__Части задания__.
**a)** Как можно кратко пересказать абзац фрагмента о Пиаф, начинающийся словами «Он не знал, что любить», сохранив его главные факты?
**b)** Отредактируйте фрагмент о Пиаф от слов «Один единственный раз» до слов «в своем сердце.», заменив «этюдник» на «мольберт».

### Фрагмент текста ###

В его стране мужчины живут своей жизнью. Они работают, а возвращаясь домой, приносят женщине цветы и сердце. И тогда все о'кей!
Назавтра мальчик взял свой этюдник под мышку и весело собрался в поход. Но знаменитый голос пригвоздил его к месту:
— Дугги, куда это ты?
— Пойду порисую. Посмотрю Париж, зайду в Лувр…
— Ты с ума сошел? Пожалей свои ноги. Ты не знаешь Парижа. Хочешь куда-нибудь пойти — в твоем распоряжении шофер и машина. А сейчас ты мне нужен, останься, любовь моя…
Он уступил с доброй улыбкой, подумав, что в первый день действительно следует остаться с ней, что он пойдет бродить по Парижу завтра.
Он не знал, что любить «мисс Пиаф» — значит жить на привязи. Этот славный юноша, начиненный добрыми американскими принципами: уважением к женщине и к свободе — был не способен противостоять Эдит. Кроме того, понять, что, «если тебе выпало счастье быть избранным ею, ты не должен стремиться ни к чему иному…».
Один единственный раз она позволила ему открыть этюдник, чтобы написать ее портрет. Эдит им очень гордилась.
«Красиво, а, Момона? Вот такой он меня видит!»
Это была не Пиаф — эстрадная певица, а образ Пиаф, который простой народ носил в своем сердце.
Я сразу поняла, что их отношения будут недолгими, что грязь испачкает голубую мечту этого мальчика. Вся обстановка бульвара Ланн с людьми, кишевшими вокруг Эдит, как паразиты, присосавшиеся к ее больному телу, могла его только оскорблять. Слишком все это было ему чуждо.

### Предоставленные данные ###

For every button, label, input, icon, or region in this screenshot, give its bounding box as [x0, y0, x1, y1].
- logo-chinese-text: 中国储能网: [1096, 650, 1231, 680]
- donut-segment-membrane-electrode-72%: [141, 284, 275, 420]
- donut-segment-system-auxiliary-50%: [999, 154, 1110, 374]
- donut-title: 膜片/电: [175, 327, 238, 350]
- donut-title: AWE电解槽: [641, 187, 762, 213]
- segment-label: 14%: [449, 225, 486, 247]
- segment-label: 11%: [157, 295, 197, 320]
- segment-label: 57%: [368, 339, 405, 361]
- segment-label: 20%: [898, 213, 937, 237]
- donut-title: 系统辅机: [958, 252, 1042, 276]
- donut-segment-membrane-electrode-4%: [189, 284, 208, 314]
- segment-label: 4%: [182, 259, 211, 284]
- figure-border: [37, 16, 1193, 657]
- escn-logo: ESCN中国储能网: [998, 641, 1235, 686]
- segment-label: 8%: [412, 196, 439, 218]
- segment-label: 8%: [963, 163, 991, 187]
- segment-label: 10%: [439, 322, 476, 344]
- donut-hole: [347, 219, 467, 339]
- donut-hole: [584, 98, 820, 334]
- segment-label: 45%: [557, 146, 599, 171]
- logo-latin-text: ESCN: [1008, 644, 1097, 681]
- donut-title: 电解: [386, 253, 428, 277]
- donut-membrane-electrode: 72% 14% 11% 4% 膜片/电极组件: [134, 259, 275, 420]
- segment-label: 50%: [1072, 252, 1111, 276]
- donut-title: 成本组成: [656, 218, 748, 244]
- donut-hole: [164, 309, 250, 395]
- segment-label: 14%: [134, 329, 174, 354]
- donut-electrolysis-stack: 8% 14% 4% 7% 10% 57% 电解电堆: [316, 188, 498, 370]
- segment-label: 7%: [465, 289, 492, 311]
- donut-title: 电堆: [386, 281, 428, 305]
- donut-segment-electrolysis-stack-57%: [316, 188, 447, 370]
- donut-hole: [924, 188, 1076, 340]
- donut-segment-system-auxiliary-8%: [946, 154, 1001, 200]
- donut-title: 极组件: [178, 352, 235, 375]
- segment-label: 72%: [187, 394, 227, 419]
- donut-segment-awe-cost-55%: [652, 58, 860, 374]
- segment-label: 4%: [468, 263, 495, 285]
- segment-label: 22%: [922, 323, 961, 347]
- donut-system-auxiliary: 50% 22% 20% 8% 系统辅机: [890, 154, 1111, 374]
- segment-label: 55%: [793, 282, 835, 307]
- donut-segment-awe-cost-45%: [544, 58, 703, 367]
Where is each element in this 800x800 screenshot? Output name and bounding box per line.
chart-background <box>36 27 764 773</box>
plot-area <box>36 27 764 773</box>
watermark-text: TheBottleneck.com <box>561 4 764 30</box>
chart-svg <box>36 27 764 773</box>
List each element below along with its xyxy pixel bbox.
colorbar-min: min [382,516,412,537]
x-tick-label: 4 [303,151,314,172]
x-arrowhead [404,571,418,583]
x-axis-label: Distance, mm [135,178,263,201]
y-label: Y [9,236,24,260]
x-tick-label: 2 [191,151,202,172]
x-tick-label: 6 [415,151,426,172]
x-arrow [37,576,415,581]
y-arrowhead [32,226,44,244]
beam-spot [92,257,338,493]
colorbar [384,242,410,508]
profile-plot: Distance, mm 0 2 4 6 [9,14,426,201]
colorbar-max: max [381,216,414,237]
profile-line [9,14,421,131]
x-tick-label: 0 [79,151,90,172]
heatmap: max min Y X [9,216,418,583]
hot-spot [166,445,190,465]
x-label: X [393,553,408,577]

###

__Ответы к заданиям__.
**a)** Юноша не знал, что любить «мисс Пиаф» значит жить на привязи. Его воспитали на американских принципах уважения к женщине и к свободе, и он не мог противостоять Эдит. Он не мог и понять, что избранный ею не должен стремиться ни к чему иному.

**b)**
Один единственный раз она позволила ему открыть мольберт, чтобы написать ее портрет. Эдит им очень гордилась.
«Красиво, а, Момона? Вот такой он меня видит!»
Это была не Пиаф — эстрадная певица, а образ Пиаф, который простой народ носил в своем сердце.